(Collected data entries)
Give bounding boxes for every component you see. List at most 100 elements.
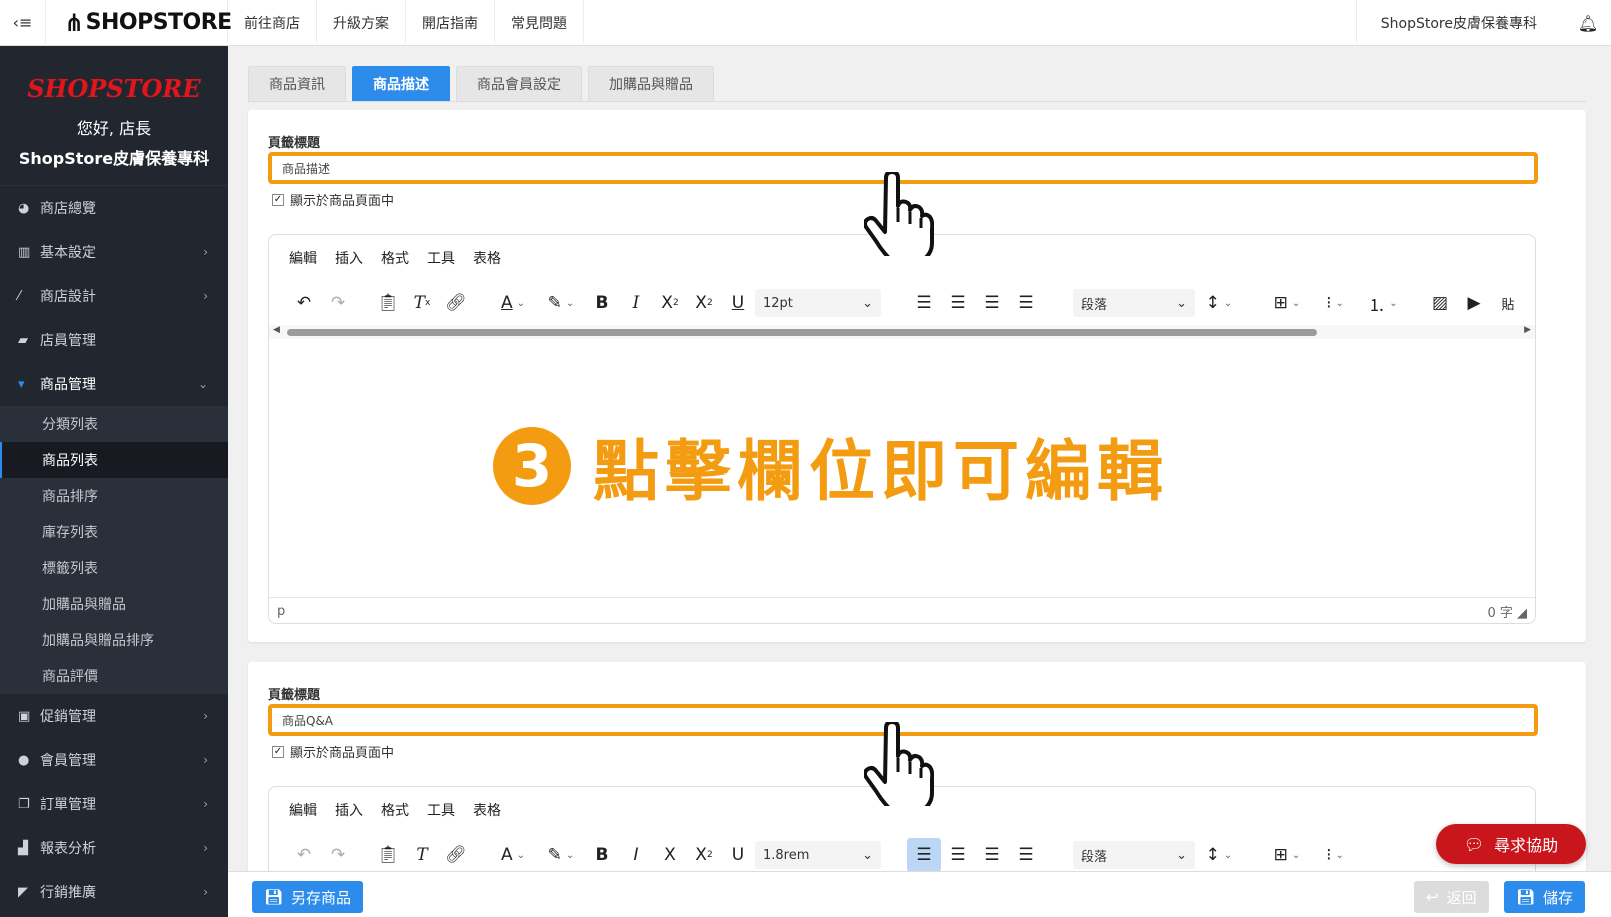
media-icon[interactable]: ▶ <box>1457 286 1491 320</box>
align-justify-icon[interactable]: ☰ <box>1009 286 1043 320</box>
clear-format-icon[interactable]: T <box>405 838 439 872</box>
line-height-icon[interactable]: ↕ ⌄ <box>1195 838 1243 872</box>
top-nav-guide[interactable]: 開店指南 <box>406 0 495 46</box>
sidebar-subitem-categories[interactable]: 分類列表 <box>0 406 228 442</box>
save-button[interactable]: 💾︎ 儲存 <box>1504 881 1586 913</box>
top-nav-upgrade[interactable]: 升級方案 <box>317 0 406 46</box>
menu-table[interactable]: 表格 <box>473 248 501 268</box>
align-center-icon[interactable]: ☰ <box>941 286 975 320</box>
align-center-icon[interactable]: ☰ <box>941 838 975 872</box>
undo-icon[interactable]: ↶ <box>287 286 321 320</box>
sidebar-subitem-inventory[interactable]: 庫存列表 <box>0 514 228 550</box>
italic-icon[interactable]: I <box>619 838 653 872</box>
sidebar-item-members[interactable]: ● 會員管理 › <box>0 738 228 782</box>
sidebar-item-design[interactable]: ⁄ 商店設計 › <box>0 274 228 318</box>
menu-insert[interactable]: 插入 <box>335 800 363 820</box>
sidebar-subitem-addons[interactable]: 加購品與贈品 <box>0 586 228 622</box>
menu-format[interactable]: 格式 <box>381 248 409 268</box>
store-name-link[interactable]: ShopStore皮膚保養專科 <box>1355 0 1565 46</box>
align-right-icon[interactable]: ☰ <box>975 286 1009 320</box>
sidebar-subitem-product-list[interactable]: 商品列表 <box>0 442 228 478</box>
scroll-right-icon[interactable]: ▶ <box>1524 325 1531 335</box>
back-button[interactable]: ↩ 返回 <box>1414 881 1489 913</box>
menu-tools[interactable]: 工具 <box>427 248 455 268</box>
align-left-icon[interactable]: ☰ <box>907 286 941 320</box>
tab-addons-gifts[interactable]: 加購品與贈品 <box>588 66 714 102</box>
menu-toggle-icon[interactable]: ‹≡ <box>0 0 46 46</box>
brand-logo[interactable]: ⋔ SHOPSTORE <box>46 0 232 46</box>
toolbar-scrollbar[interactable]: ◀ ▶ <box>269 325 1535 339</box>
font-size-select-2[interactable]: 1.8rem ⌄ <box>755 841 881 869</box>
paste-icon[interactable]: 📋︎ <box>371 838 405 872</box>
resize-handle-icon[interactable]: ◢ <box>1517 606 1527 621</box>
link-icon[interactable]: 🔗︎ <box>439 286 473 320</box>
image-icon[interactable]: ▨ <box>1423 286 1457 320</box>
align-left-icon[interactable]: ☰ <box>907 838 941 872</box>
subscript-icon[interactable]: X2 <box>653 286 687 320</box>
tab-product-info[interactable]: 商品資訊 <box>248 66 346 102</box>
redo-icon[interactable]: ↷ <box>321 838 355 872</box>
redo-icon[interactable]: ↷ <box>321 286 355 320</box>
menu-edit[interactable]: 編輯 <box>289 800 317 820</box>
menu-format[interactable]: 格式 <box>381 800 409 820</box>
sidebar-subitem-tags[interactable]: 標籤列表 <box>0 550 228 586</box>
sidebar-item-products[interactable]: ▾ 商品管理 ⌄ <box>0 362 228 406</box>
sidebar-item-reports[interactable]: ▟ 報表分析 › <box>0 826 228 870</box>
paste-icon[interactable]: 📋︎ <box>371 286 405 320</box>
sidebar-subitem-reviews[interactable]: 商品評價 <box>0 658 228 694</box>
numbered-list-icon[interactable]: ⒈ ⌄ <box>1359 286 1407 320</box>
clear-format-icon[interactable]: Tx <box>405 286 439 320</box>
underline-icon[interactable]: U <box>721 286 755 320</box>
save-as-product-button[interactable]: 💾︎ 另存商品 <box>252 881 364 913</box>
bold-icon[interactable]: B <box>585 286 619 320</box>
menu-insert[interactable]: 插入 <box>335 248 363 268</box>
bullet-list-icon[interactable]: ⁝ ⌄ <box>1311 286 1359 320</box>
sidebar-item-promotions[interactable]: ▣ 促銷管理 › <box>0 694 228 738</box>
sidebar-item-marketing[interactable]: ◤ 行銷推廣 › <box>0 870 228 914</box>
sidebar-subitem-product-sort[interactable]: 商品排序 <box>0 478 228 514</box>
top-nav-go-store[interactable]: 前往商店 <box>228 0 317 46</box>
show-on-page-checkbox-2[interactable]: ✓ <box>272 745 284 758</box>
menu-table[interactable]: 表格 <box>473 800 501 820</box>
paste-text-button[interactable]: 貼 <box>1491 286 1525 320</box>
sidebar-subitem-addons-sort[interactable]: 加購品與贈品排序 <box>0 622 228 658</box>
menu-edit[interactable]: 編輯 <box>289 248 317 268</box>
sidebar-item-settings[interactable]: ▥ 基本設定 › <box>0 230 228 274</box>
sidebar-item-label: 促銷管理 <box>40 709 96 725</box>
superscript-icon[interactable]: X2 <box>687 838 721 872</box>
scrollbar-thumb[interactable] <box>287 329 1317 336</box>
text-color-icon[interactable]: A ⌄ <box>489 286 537 320</box>
text-color-icon[interactable]: A ⌄ <box>489 838 537 872</box>
underline-icon[interactable]: U <box>721 838 755 872</box>
help-button[interactable]: 💬︎ 尋求協助 <box>1436 824 1586 864</box>
show-on-page-checkbox[interactable]: ✓ <box>272 193 284 206</box>
font-size-select[interactable]: 12pt ⌄ <box>755 289 881 317</box>
tab-product-description[interactable]: 商品描述 <box>352 66 450 102</box>
scroll-left-icon[interactable]: ◀ <box>273 325 280 335</box>
show-on-page-checkbox-row[interactable]: ✓ 顯示於商品頁面中 <box>272 190 394 209</box>
bullet-list-icon[interactable]: ⁝ ⌄ <box>1311 838 1359 872</box>
link-icon[interactable]: 🔗︎ <box>439 838 473 872</box>
block-format-select-2[interactable]: 段落 ⌄ <box>1073 841 1195 869</box>
bell-icon[interactable]: 🔔︎ <box>1565 0 1611 46</box>
superscript-icon[interactable]: X2 <box>687 286 721 320</box>
menu-tools[interactable]: 工具 <box>427 800 455 820</box>
sidebar-item-staff[interactable]: ▰ 店員管理 <box>0 318 228 362</box>
undo-icon[interactable]: ↶ <box>287 838 321 872</box>
subscript-icon[interactable]: X <box>653 838 687 872</box>
table-icon[interactable]: ⊞ ⌄ <box>1263 286 1311 320</box>
align-right-icon[interactable]: ☰ <box>975 838 1009 872</box>
table-icon[interactable]: ⊞ ⌄ <box>1263 838 1311 872</box>
line-height-icon[interactable]: ↕ ⌄ <box>1195 286 1243 320</box>
top-nav-faq[interactable]: 常見問題 <box>495 0 584 46</box>
sidebar-item-orders[interactable]: ❐ 訂單管理 › <box>0 782 228 826</box>
align-justify-icon[interactable]: ☰ <box>1009 838 1043 872</box>
highlight-color-icon[interactable]: ✎ ⌄ <box>537 286 585 320</box>
show-on-page-checkbox-row-2[interactable]: ✓ 顯示於商品頁面中 <box>272 742 394 761</box>
bold-icon[interactable]: B <box>585 838 619 872</box>
highlight-color-icon[interactable]: ✎ ⌄ <box>537 838 585 872</box>
italic-icon[interactable]: I <box>619 286 653 320</box>
tab-member-settings[interactable]: 商品會員設定 <box>456 66 582 102</box>
block-format-select[interactable]: 段落 ⌄ <box>1073 289 1195 317</box>
sidebar-item-overview[interactable]: ◕ 商店總覽 <box>0 186 228 230</box>
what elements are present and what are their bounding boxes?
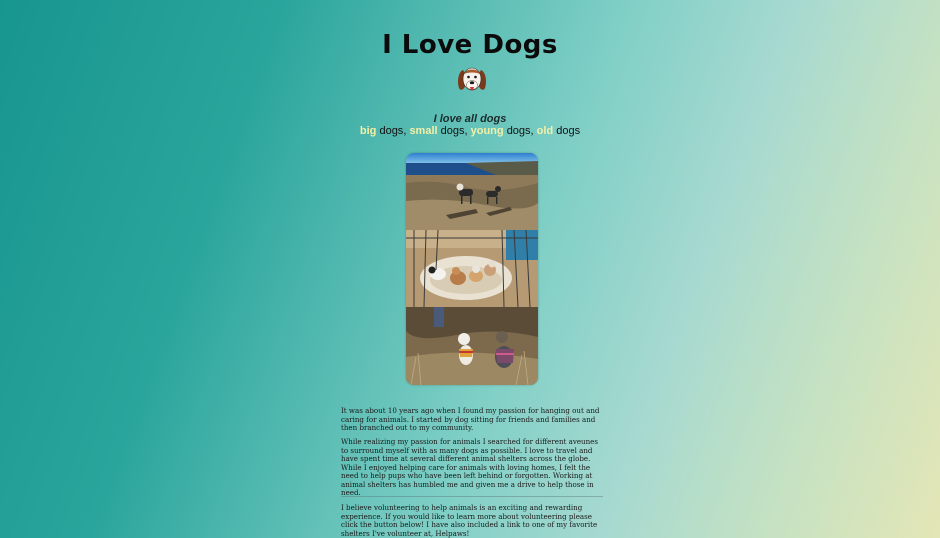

# [Challenge]
Rewrite all of the lines above, substituting "box coordinates" for every occurrence of "bounding boxes" and keeping everything else the same. Leave out the pictures.

# [Task output]
Give box coordinates for every component you see. List at most 100 elements.
media-icon[interactable]: ▶ <box>1457 286 1491 320</box>
align-justify-icon[interactable]: ☰ <box>1009 286 1043 320</box>
clear-format-icon[interactable]: T <box>405 838 439 872</box>
line-height-icon[interactable]: ↕ ⌄ <box>1195 838 1243 872</box>
top-nav-guide[interactable]: 開店指南 <box>406 0 495 46</box>
sidebar-subitem-categories[interactable]: 分類列表 <box>0 406 228 442</box>
save-button[interactable]: 💾︎ 儲存 <box>1504 881 1586 913</box>
top-nav-upgrade[interactable]: 升級方案 <box>317 0 406 46</box>
menu-table[interactable]: 表格 <box>473 248 501 268</box>
align-center-icon[interactable]: ☰ <box>941 286 975 320</box>
align-center-icon[interactable]: ☰ <box>941 838 975 872</box>
undo-icon[interactable]: ↶ <box>287 286 321 320</box>
sidebar-subitem-inventory[interactable]: 庫存列表 <box>0 514 228 550</box>
italic-icon[interactable]: I <box>619 838 653 872</box>
sidebar-item-members[interactable]: ● 會員管理 › <box>0 738 228 782</box>
sidebar-item-design[interactable]: ⁄ 商店設計 › <box>0 274 228 318</box>
menu-insert[interactable]: 插入 <box>335 800 363 820</box>
sidebar-subitem-addons[interactable]: 加購品與贈品 <box>0 586 228 622</box>
menu-format[interactable]: 格式 <box>381 248 409 268</box>
store-name-link[interactable]: ShopStore皮膚保養專科 <box>1355 0 1565 46</box>
align-right-icon[interactable]: ☰ <box>975 286 1009 320</box>
sidebar-subitem-product-list[interactable]: 商品列表 <box>0 442 228 478</box>
scroll-right-icon[interactable]: ▶ <box>1524 325 1531 335</box>
back-button[interactable]: ↩ 返回 <box>1414 881 1489 913</box>
menu-tools[interactable]: 工具 <box>427 248 455 268</box>
align-left-icon[interactable]: ☰ <box>907 286 941 320</box>
tab-addons-gifts[interactable]: 加購品與贈品 <box>588 66 714 102</box>
menu-toggle-icon[interactable]: ‹≡ <box>0 0 46 46</box>
brand-logo[interactable]: ⋔ SHOPSTORE <box>46 0 232 46</box>
toolbar-scrollbar[interactable]: ◀ ▶ <box>269 325 1535 339</box>
font-size-select-2[interactable]: 1.8rem ⌄ <box>755 841 881 869</box>
paste-icon[interactable]: 📋︎ <box>371 838 405 872</box>
resize-handle-icon[interactable]: ◢ <box>1517 606 1527 621</box>
link-icon[interactable]: 🔗︎ <box>439 286 473 320</box>
image-icon[interactable]: ▨ <box>1423 286 1457 320</box>
align-left-icon[interactable]: ☰ <box>907 838 941 872</box>
subscript-icon[interactable]: X2 <box>653 286 687 320</box>
tab-product-info[interactable]: 商品資訊 <box>248 66 346 102</box>
redo-icon[interactable]: ↷ <box>321 838 355 872</box>
redo-icon[interactable]: ↷ <box>321 286 355 320</box>
menu-edit[interactable]: 編輯 <box>289 800 317 820</box>
menu-format[interactable]: 格式 <box>381 800 409 820</box>
sidebar-subitem-tags[interactable]: 標籤列表 <box>0 550 228 586</box>
sidebar-item-products[interactable]: ▾ 商品管理 ⌄ <box>0 362 228 406</box>
sidebar-item-reports[interactable]: ▟ 報表分析 › <box>0 826 228 870</box>
paste-icon[interactable]: 📋︎ <box>371 286 405 320</box>
sidebar-subitem-reviews[interactable]: 商品評價 <box>0 658 228 694</box>
numbered-list-icon[interactable]: ⒈ ⌄ <box>1359 286 1407 320</box>
clear-format-icon[interactable]: Tx <box>405 286 439 320</box>
underline-icon[interactable]: U <box>721 286 755 320</box>
save-as-product-button[interactable]: 💾︎ 另存商品 <box>252 881 364 913</box>
bold-icon[interactable]: B <box>585 286 619 320</box>
menu-insert[interactable]: 插入 <box>335 248 363 268</box>
bullet-list-icon[interactable]: ⁝ ⌄ <box>1311 286 1359 320</box>
sidebar-item-promotions[interactable]: ▣ 促銷管理 › <box>0 694 228 738</box>
sidebar-item-marketing[interactable]: ◤ 行銷推廣 › <box>0 870 228 914</box>
sidebar-subitem-product-sort[interactable]: 商品排序 <box>0 478 228 514</box>
top-nav-go-store[interactable]: 前往商店 <box>228 0 317 46</box>
show-on-page-checkbox-2[interactable]: ✓ <box>272 745 284 758</box>
menu-table[interactable]: 表格 <box>473 800 501 820</box>
paste-text-button[interactable]: 貼 <box>1491 286 1525 320</box>
sidebar-subitem-addons-sort[interactable]: 加購品與贈品排序 <box>0 622 228 658</box>
menu-edit[interactable]: 編輯 <box>289 248 317 268</box>
sidebar-item-settings[interactable]: ▥ 基本設定 › <box>0 230 228 274</box>
sidebar-item-label: 促銷管理 <box>40 709 96 725</box>
superscript-icon[interactable]: X2 <box>687 838 721 872</box>
scrollbar-thumb[interactable] <box>287 329 1317 336</box>
text-color-icon[interactable]: A ⌄ <box>489 286 537 320</box>
text-color-icon[interactable]: A ⌄ <box>489 838 537 872</box>
underline-icon[interactable]: U <box>721 838 755 872</box>
help-button[interactable]: 💬︎ 尋求協助 <box>1436 824 1586 864</box>
show-on-page-checkbox[interactable]: ✓ <box>272 193 284 206</box>
font-size-select[interactable]: 12pt ⌄ <box>755 289 881 317</box>
tab-product-description[interactable]: 商品描述 <box>352 66 450 102</box>
scroll-left-icon[interactable]: ◀ <box>273 325 280 335</box>
show-on-page-checkbox-row[interactable]: ✓ 顯示於商品頁面中 <box>272 190 394 209</box>
bullet-list-icon[interactable]: ⁝ ⌄ <box>1311 838 1359 872</box>
link-icon[interactable]: 🔗︎ <box>439 838 473 872</box>
block-format-select-2[interactable]: 段落 ⌄ <box>1073 841 1195 869</box>
bell-icon[interactable]: 🔔︎ <box>1565 0 1611 46</box>
superscript-icon[interactable]: X2 <box>687 286 721 320</box>
menu-tools[interactable]: 工具 <box>427 800 455 820</box>
sidebar-item-staff[interactable]: ▰ 店員管理 <box>0 318 228 362</box>
undo-icon[interactable]: ↶ <box>287 838 321 872</box>
subscript-icon[interactable]: X <box>653 838 687 872</box>
table-icon[interactable]: ⊞ ⌄ <box>1263 286 1311 320</box>
align-right-icon[interactable]: ☰ <box>975 838 1009 872</box>
table-icon[interactable]: ⊞ ⌄ <box>1263 838 1311 872</box>
line-height-icon[interactable]: ↕ ⌄ <box>1195 286 1243 320</box>
top-nav-faq[interactable]: 常見問題 <box>495 0 584 46</box>
sidebar-item-orders[interactable]: ❐ 訂單管理 › <box>0 782 228 826</box>
align-justify-icon[interactable]: ☰ <box>1009 838 1043 872</box>
highlight-color-icon[interactable]: ✎ ⌄ <box>537 286 585 320</box>
show-on-page-checkbox-row-2[interactable]: ✓ 顯示於商品頁面中 <box>272 742 394 761</box>
bold-icon[interactable]: B <box>585 838 619 872</box>
highlight-color-icon[interactable]: ✎ ⌄ <box>537 838 585 872</box>
italic-icon[interactable]: I <box>619 286 653 320</box>
tab-member-settings[interactable]: 商品會員設定 <box>456 66 582 102</box>
block-format-select[interactable]: 段落 ⌄ <box>1073 289 1195 317</box>
sidebar-item-overview[interactable]: ◕ 商店總覽 <box>0 186 228 230</box>
what elements are present and what are their box coordinates?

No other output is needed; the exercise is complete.